··· Provided data ···
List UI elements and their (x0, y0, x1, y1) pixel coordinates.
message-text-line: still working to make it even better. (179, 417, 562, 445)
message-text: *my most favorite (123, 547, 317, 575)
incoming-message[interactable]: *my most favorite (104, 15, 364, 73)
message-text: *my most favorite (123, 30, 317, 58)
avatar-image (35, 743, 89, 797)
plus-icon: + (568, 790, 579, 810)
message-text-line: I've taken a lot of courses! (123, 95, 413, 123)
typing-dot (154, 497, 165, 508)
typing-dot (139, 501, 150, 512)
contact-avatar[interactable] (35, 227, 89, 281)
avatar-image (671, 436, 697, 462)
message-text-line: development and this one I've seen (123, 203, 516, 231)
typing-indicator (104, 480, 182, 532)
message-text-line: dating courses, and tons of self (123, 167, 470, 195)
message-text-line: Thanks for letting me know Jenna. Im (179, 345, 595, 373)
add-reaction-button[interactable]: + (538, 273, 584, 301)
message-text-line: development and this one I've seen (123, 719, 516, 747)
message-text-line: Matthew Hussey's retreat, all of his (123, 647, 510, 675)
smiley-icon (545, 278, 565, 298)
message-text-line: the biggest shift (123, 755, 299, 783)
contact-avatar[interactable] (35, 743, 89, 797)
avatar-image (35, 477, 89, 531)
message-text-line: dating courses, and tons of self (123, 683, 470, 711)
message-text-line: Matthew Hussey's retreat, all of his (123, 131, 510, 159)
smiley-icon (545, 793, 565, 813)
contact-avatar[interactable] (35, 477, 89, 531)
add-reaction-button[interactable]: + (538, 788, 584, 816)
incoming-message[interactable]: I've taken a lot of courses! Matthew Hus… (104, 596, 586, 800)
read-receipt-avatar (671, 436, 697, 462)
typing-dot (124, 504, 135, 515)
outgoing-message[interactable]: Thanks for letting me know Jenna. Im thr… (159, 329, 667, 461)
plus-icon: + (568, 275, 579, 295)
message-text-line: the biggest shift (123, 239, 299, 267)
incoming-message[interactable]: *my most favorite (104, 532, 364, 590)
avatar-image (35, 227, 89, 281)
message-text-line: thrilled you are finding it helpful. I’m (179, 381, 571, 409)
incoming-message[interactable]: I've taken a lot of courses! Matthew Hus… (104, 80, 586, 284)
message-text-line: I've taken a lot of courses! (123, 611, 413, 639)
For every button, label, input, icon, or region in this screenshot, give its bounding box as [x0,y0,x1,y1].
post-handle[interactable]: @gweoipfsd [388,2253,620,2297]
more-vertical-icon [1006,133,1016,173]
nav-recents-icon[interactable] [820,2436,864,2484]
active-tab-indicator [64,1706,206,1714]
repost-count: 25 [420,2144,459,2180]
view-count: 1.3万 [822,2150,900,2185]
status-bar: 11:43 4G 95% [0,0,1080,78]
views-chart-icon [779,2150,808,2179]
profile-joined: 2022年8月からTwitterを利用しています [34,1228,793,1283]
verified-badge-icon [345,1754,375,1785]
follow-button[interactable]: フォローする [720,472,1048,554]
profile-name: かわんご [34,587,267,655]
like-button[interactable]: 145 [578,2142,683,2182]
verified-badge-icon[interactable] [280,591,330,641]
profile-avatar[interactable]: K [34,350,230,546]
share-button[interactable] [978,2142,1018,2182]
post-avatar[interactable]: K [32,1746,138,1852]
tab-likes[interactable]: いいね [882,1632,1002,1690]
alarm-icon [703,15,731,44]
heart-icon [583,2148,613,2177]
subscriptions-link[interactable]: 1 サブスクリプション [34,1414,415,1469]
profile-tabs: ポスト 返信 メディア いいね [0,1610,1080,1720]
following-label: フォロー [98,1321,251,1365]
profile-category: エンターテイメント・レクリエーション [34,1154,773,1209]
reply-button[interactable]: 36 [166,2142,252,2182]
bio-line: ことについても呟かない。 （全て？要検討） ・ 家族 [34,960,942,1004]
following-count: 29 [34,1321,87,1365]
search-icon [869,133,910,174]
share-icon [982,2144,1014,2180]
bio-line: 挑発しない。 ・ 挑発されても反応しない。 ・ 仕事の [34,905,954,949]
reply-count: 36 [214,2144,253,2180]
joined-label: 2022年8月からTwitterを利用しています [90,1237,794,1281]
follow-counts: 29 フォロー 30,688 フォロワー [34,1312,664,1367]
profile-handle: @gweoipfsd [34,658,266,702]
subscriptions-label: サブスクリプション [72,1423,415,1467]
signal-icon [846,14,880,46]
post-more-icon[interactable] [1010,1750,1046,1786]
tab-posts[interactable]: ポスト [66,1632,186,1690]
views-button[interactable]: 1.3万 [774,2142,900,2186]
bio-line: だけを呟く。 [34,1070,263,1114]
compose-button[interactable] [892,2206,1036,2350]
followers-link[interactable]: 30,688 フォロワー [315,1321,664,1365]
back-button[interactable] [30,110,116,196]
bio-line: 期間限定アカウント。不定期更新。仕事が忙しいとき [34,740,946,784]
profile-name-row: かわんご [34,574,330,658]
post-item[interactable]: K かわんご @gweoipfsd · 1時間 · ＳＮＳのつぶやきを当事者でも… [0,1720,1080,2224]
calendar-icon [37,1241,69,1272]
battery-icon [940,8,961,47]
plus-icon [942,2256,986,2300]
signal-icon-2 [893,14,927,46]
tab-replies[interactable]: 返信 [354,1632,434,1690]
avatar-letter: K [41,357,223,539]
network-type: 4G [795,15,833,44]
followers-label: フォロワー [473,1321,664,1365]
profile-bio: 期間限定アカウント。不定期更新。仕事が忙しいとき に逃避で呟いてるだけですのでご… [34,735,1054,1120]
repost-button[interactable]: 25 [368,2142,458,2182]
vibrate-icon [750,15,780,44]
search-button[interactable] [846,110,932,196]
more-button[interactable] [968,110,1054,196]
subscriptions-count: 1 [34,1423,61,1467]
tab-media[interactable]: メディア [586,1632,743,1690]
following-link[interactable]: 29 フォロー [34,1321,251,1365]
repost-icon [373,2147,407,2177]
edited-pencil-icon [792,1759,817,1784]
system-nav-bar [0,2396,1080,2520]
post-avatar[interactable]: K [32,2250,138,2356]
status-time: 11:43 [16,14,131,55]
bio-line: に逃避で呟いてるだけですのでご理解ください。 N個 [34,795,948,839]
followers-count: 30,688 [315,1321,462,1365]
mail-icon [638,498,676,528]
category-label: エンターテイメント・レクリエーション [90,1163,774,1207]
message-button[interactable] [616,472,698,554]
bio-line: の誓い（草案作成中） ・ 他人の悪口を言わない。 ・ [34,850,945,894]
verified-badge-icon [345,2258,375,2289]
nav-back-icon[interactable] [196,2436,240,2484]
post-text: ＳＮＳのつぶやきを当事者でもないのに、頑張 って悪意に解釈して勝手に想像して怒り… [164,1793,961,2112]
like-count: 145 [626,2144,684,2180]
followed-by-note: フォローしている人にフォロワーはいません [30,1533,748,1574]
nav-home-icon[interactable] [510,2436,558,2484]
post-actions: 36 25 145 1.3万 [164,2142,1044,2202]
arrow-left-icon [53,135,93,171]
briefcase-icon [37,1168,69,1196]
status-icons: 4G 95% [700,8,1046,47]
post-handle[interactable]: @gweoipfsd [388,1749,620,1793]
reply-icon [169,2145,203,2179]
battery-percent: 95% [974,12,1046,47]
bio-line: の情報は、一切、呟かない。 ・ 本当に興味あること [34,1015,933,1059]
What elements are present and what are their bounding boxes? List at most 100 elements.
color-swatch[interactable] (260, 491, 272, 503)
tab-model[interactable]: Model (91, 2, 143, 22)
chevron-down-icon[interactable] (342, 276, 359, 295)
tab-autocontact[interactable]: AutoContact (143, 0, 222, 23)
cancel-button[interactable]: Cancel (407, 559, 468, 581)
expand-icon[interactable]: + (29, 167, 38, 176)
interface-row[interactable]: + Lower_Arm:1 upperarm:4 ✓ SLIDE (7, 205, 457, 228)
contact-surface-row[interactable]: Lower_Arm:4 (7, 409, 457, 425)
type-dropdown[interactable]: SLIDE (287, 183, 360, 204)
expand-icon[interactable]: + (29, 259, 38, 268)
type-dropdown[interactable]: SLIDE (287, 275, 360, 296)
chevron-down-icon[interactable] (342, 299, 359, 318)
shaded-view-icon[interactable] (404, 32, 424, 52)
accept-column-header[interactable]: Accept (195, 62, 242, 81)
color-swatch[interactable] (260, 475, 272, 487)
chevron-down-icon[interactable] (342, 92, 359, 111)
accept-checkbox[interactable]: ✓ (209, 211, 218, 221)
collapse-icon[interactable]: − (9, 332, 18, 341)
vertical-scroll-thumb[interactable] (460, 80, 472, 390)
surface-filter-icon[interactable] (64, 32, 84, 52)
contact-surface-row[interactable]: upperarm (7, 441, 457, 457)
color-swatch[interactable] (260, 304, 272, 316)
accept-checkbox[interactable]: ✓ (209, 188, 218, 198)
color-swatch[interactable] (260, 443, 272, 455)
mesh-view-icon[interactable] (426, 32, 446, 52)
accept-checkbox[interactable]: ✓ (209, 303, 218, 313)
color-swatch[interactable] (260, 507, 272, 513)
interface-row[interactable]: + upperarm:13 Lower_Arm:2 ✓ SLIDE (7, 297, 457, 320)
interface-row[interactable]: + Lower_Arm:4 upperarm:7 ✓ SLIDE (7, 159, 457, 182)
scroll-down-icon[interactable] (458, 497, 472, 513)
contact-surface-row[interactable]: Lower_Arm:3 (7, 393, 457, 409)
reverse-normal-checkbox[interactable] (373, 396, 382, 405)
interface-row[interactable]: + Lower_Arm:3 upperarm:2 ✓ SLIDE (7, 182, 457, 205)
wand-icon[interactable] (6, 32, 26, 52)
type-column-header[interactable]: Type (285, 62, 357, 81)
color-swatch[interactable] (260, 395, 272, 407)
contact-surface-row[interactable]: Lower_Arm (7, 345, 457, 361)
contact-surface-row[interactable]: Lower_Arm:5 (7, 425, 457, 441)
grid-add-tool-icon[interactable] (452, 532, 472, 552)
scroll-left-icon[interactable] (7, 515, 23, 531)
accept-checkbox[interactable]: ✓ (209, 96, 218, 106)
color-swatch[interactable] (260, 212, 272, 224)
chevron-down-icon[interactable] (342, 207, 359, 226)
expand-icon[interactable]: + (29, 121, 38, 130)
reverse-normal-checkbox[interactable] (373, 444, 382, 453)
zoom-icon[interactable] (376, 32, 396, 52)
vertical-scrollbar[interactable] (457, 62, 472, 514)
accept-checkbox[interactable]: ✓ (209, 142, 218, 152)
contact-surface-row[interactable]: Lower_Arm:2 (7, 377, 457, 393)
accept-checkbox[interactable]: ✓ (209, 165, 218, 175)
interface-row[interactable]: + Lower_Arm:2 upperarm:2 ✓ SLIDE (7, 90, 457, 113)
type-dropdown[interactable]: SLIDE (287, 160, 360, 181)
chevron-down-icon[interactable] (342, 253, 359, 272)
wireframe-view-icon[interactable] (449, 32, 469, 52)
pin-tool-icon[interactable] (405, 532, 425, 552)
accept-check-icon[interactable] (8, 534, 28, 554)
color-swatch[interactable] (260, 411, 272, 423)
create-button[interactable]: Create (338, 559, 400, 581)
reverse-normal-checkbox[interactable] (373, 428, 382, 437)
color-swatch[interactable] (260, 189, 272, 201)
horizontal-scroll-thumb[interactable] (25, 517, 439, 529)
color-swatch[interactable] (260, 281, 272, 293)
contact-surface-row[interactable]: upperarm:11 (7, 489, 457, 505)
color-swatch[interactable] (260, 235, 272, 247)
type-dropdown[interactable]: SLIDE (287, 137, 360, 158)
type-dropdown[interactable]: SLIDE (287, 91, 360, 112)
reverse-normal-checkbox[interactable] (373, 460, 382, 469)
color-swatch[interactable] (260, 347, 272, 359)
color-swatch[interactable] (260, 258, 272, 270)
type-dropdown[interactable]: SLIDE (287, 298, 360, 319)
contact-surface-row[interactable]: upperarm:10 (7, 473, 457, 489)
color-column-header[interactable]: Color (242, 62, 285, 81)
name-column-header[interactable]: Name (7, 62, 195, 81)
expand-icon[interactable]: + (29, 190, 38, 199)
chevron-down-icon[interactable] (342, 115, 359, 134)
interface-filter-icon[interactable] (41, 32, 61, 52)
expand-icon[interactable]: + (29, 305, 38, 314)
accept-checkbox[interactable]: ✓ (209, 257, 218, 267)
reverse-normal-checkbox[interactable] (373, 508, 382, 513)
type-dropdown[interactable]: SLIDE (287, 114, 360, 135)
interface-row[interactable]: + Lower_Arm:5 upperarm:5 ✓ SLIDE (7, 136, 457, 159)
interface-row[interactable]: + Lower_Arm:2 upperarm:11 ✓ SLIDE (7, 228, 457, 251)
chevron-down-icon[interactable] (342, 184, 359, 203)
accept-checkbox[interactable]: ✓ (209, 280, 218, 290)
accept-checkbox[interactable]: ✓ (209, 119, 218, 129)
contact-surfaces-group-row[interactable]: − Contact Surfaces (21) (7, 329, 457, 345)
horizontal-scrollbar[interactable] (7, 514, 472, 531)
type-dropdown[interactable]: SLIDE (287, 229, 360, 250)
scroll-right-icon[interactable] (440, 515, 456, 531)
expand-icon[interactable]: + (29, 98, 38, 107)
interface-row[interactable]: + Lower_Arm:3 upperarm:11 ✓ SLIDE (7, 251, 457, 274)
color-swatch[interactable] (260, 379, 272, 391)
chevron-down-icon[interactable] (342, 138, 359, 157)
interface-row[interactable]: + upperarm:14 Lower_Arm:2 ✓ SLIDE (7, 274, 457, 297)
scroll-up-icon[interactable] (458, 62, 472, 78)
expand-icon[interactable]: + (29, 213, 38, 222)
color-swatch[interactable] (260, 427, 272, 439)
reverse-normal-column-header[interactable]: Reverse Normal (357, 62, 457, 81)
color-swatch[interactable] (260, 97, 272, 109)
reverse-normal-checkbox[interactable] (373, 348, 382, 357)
···
▶ _To do_
Copy the stretch from the start of the lines through the line containing "avatar-image (35, 743, 89, 797)", reproducing each line precisely.

▶ _Written response_
List UI elements and their (x0, y0, x1, y1) pixel coordinates.
message-text-line: still working to make it even better. (179, 417, 562, 445)
message-text: *my most favorite (123, 547, 317, 575)
incoming-message[interactable]: *my most favorite (104, 15, 364, 73)
message-text: *my most favorite (123, 30, 317, 58)
avatar-image (35, 743, 89, 797)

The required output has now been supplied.